> _Problem details_: Omit the images, then print each record below exactly as it reads.

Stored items
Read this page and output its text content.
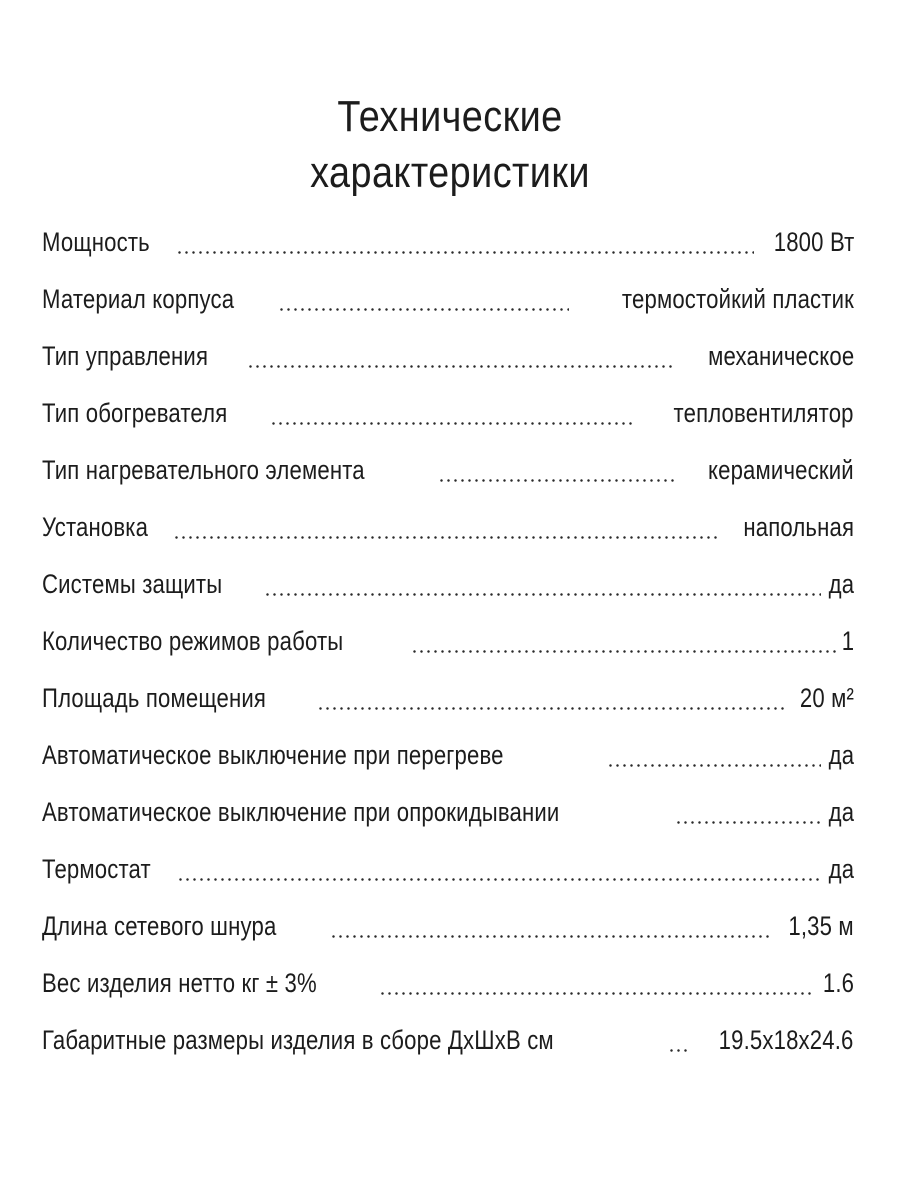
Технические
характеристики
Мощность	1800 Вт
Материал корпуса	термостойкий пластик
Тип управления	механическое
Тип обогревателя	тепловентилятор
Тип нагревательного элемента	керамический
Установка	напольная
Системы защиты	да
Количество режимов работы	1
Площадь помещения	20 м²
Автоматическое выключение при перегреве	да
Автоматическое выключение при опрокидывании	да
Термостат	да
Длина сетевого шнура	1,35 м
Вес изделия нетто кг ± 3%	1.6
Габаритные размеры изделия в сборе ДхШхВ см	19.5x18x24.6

> _Result below_:
Read this page and output its text content.
Технические
характеристики
Мощность	1800 Вт
Материал корпуса	термостойкий пластик
Тип управления	механическое
Тип обогревателя	тепловентилятор
Тип нагревательного элемента	керамический
Установка	напольная
Системы защиты	да
Количество режимов работы	1
Площадь помещения	20 м²
Автоматическое выключение при перегреве	да
Автоматическое выключение при опрокидывании	да
Термостат	да
Длина сетевого шнура	1,35 м
Вес изделия нетто кг ± 3%	1.6
Габаритные размеры изделия в сборе ДхШхВ см	19.5x18x24.6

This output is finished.